Problem to solve: Do any lines in the data below contain "this"? If so, copy every one of them.

________________________

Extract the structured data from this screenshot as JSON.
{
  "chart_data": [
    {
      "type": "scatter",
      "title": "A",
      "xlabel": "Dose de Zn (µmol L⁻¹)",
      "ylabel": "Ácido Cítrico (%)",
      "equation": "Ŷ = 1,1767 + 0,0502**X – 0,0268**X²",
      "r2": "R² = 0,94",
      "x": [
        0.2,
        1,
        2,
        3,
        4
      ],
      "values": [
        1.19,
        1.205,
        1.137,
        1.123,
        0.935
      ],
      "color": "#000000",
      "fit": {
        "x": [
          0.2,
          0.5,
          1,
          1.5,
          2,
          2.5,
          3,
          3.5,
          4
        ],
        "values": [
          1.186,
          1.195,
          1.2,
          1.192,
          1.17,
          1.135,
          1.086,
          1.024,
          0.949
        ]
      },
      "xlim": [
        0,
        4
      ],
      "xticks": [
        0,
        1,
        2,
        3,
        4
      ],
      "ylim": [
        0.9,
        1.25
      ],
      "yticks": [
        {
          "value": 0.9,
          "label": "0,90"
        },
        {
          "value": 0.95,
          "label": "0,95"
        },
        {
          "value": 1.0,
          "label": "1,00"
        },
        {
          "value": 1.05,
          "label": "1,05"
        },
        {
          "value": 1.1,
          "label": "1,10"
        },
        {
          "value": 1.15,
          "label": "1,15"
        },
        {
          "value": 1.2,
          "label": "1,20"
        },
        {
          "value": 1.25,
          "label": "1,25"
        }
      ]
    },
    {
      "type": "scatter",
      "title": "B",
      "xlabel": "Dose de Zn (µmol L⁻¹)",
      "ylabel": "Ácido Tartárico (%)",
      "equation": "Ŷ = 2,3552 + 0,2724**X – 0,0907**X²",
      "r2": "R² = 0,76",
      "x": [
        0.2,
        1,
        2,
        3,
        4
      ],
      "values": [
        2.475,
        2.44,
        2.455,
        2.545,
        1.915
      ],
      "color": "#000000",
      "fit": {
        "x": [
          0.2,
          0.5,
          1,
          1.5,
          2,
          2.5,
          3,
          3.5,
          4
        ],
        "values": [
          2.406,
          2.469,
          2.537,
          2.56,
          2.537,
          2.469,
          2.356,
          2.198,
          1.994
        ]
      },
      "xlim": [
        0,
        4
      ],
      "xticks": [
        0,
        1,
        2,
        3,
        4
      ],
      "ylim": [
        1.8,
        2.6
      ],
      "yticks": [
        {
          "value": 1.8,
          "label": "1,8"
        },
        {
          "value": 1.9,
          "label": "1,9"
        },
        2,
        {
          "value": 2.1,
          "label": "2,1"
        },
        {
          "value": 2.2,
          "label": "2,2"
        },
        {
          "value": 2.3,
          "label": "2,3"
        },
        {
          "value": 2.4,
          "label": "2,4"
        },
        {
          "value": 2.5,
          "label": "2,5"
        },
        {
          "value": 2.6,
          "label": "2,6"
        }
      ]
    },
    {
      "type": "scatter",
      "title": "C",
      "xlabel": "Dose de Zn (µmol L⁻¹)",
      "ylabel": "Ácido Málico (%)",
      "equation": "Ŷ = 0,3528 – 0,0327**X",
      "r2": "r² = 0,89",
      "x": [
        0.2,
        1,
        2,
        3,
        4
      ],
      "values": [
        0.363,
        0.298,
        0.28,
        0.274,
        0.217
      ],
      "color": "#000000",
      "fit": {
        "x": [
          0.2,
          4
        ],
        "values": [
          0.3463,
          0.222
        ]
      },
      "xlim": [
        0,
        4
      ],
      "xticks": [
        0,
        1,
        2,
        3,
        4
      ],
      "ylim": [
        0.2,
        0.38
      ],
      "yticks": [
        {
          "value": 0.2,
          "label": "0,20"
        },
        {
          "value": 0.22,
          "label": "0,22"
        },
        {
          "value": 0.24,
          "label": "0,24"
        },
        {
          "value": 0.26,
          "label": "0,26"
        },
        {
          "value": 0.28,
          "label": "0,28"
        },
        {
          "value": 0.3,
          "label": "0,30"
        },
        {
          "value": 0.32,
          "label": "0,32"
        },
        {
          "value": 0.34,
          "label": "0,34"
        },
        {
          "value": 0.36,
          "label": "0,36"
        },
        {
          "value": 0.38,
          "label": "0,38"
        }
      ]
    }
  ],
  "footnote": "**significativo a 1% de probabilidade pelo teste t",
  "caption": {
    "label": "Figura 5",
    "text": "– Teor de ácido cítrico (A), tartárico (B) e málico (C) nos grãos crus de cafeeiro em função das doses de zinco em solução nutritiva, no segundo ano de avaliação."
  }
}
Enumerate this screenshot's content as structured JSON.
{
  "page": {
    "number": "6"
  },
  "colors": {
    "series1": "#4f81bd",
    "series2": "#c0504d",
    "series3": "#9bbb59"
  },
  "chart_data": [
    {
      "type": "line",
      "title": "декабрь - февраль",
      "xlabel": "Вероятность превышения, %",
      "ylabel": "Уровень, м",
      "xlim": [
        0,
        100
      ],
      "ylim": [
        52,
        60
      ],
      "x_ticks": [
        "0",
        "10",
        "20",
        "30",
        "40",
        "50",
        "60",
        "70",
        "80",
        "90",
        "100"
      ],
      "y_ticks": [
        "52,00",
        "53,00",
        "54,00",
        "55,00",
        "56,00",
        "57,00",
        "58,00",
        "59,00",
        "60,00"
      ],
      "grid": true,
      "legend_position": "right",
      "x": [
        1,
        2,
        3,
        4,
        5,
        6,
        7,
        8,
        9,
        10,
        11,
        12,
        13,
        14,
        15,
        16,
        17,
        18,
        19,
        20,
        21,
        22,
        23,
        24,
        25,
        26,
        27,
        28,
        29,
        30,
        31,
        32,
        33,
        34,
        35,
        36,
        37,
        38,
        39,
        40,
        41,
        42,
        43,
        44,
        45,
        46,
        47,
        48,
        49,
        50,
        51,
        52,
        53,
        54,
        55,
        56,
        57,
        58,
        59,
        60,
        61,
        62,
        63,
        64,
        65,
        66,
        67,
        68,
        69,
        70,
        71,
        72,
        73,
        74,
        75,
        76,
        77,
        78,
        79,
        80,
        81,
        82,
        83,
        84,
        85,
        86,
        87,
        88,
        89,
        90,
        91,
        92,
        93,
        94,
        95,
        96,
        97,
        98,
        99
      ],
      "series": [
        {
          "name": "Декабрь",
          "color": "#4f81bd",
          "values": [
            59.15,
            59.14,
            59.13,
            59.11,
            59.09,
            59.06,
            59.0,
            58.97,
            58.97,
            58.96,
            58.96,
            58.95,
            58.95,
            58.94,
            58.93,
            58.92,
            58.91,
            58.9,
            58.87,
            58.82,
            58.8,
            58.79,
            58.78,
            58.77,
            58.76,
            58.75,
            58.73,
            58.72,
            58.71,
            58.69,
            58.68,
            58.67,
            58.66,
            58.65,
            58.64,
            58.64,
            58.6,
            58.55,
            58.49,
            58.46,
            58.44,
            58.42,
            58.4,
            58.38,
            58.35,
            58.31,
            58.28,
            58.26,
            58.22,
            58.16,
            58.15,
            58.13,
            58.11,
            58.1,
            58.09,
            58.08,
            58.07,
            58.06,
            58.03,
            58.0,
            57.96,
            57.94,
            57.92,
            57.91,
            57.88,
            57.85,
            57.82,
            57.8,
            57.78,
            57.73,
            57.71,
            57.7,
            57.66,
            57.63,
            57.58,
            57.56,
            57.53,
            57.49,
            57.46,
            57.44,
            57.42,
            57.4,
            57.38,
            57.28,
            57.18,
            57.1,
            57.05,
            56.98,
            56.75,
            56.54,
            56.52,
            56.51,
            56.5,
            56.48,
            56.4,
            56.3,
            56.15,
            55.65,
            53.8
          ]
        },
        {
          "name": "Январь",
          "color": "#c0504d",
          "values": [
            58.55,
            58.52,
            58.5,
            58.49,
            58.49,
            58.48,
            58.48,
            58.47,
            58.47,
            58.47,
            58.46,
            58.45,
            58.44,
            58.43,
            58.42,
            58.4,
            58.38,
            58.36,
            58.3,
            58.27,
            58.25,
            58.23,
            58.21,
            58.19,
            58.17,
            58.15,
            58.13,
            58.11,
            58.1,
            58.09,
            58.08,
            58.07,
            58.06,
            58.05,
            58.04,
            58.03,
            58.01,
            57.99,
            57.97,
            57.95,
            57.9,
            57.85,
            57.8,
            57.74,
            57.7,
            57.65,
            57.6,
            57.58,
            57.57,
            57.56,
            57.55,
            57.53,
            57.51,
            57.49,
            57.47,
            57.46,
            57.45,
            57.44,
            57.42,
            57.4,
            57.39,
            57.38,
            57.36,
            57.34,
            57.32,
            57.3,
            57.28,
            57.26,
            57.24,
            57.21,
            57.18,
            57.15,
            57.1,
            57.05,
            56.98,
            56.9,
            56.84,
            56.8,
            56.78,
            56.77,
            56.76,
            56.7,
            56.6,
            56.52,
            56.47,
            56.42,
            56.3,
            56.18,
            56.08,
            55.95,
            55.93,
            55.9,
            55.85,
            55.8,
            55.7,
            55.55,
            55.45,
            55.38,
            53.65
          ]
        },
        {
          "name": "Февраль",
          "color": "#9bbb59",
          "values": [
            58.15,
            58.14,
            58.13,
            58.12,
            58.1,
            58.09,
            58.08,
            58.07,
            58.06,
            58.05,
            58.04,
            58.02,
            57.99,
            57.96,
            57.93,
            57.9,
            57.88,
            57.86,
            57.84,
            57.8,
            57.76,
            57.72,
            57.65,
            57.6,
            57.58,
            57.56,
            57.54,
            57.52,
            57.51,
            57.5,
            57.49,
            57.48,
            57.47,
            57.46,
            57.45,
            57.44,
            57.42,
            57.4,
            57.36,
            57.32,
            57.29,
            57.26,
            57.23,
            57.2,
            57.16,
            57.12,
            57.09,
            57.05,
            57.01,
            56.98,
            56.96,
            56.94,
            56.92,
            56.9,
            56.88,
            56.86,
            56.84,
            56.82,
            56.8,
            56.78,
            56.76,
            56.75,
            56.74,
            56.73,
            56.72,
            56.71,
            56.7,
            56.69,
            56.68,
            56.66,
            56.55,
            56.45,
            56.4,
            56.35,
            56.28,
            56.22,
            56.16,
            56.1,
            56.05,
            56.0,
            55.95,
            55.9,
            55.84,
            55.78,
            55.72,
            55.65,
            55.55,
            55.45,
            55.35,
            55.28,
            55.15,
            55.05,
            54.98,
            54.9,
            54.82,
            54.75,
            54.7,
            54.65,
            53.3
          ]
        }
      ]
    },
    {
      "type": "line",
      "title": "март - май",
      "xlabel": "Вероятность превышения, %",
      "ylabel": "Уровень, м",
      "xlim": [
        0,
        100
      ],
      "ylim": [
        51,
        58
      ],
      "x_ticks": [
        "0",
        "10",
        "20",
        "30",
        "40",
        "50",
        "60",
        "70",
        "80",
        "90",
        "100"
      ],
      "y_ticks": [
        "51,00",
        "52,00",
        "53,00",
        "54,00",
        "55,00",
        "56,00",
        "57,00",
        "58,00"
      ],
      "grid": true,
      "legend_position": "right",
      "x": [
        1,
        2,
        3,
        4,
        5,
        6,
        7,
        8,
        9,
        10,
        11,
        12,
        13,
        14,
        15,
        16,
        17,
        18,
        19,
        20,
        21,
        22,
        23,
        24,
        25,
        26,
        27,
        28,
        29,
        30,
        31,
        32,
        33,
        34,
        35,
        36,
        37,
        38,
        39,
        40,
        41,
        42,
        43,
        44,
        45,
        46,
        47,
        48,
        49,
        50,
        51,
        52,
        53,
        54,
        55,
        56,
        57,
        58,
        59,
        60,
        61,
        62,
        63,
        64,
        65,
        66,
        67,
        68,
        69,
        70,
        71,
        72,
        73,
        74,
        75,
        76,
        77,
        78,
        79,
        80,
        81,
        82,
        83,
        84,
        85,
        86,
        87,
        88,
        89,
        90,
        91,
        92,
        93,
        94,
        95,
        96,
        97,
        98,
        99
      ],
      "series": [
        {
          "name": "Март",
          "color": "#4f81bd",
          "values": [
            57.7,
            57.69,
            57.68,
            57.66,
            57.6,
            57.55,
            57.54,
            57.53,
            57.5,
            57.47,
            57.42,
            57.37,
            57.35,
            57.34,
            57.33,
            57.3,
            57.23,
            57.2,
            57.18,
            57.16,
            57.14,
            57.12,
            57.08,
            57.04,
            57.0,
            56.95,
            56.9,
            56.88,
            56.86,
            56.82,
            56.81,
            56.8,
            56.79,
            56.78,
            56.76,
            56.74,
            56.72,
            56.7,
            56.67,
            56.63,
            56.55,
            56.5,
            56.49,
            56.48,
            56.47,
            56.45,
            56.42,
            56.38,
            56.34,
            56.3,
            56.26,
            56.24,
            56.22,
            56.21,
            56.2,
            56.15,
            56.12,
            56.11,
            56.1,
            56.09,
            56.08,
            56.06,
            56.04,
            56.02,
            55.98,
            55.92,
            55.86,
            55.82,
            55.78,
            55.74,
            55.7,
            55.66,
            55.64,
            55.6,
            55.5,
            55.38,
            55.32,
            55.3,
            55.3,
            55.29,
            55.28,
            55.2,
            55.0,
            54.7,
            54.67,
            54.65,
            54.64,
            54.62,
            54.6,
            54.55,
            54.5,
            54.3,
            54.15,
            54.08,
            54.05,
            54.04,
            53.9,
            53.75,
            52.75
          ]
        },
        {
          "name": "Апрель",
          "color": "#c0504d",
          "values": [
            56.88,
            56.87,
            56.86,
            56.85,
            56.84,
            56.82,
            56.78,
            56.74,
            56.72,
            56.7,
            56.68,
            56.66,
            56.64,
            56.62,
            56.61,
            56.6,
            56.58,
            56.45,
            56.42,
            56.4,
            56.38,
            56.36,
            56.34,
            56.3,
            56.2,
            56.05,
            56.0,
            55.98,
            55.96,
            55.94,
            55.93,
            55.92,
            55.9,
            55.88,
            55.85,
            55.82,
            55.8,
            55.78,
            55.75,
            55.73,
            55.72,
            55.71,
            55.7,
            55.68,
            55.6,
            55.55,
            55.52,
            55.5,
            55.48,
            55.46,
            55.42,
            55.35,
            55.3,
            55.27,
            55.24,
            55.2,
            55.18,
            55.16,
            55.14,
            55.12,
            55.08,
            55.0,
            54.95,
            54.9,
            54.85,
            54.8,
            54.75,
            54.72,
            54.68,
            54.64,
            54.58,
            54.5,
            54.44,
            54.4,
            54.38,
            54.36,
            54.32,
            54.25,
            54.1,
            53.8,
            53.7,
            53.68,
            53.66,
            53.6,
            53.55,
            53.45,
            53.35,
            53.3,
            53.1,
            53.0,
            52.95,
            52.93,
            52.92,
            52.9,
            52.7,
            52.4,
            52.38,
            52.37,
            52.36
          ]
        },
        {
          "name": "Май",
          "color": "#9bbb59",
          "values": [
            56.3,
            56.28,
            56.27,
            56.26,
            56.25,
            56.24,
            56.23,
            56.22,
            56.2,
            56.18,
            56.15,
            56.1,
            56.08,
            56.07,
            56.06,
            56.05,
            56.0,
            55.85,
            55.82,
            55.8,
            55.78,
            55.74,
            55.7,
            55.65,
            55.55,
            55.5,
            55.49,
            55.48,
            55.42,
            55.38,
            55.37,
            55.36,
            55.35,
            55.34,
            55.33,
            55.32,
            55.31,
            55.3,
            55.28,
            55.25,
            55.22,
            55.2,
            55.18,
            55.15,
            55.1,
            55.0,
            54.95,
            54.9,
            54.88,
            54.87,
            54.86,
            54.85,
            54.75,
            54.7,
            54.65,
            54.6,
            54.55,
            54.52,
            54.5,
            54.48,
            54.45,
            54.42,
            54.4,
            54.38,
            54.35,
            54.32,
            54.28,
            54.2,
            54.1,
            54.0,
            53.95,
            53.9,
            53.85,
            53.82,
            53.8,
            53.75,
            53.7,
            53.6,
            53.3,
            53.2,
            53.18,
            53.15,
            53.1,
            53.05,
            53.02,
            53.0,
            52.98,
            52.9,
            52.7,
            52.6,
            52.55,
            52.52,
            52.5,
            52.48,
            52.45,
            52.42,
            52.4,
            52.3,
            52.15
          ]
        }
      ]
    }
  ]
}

________________________

Expected answer:
Extract the structured data from this screenshot as JSON.
Enumerate this screenshot's content as structured JSON.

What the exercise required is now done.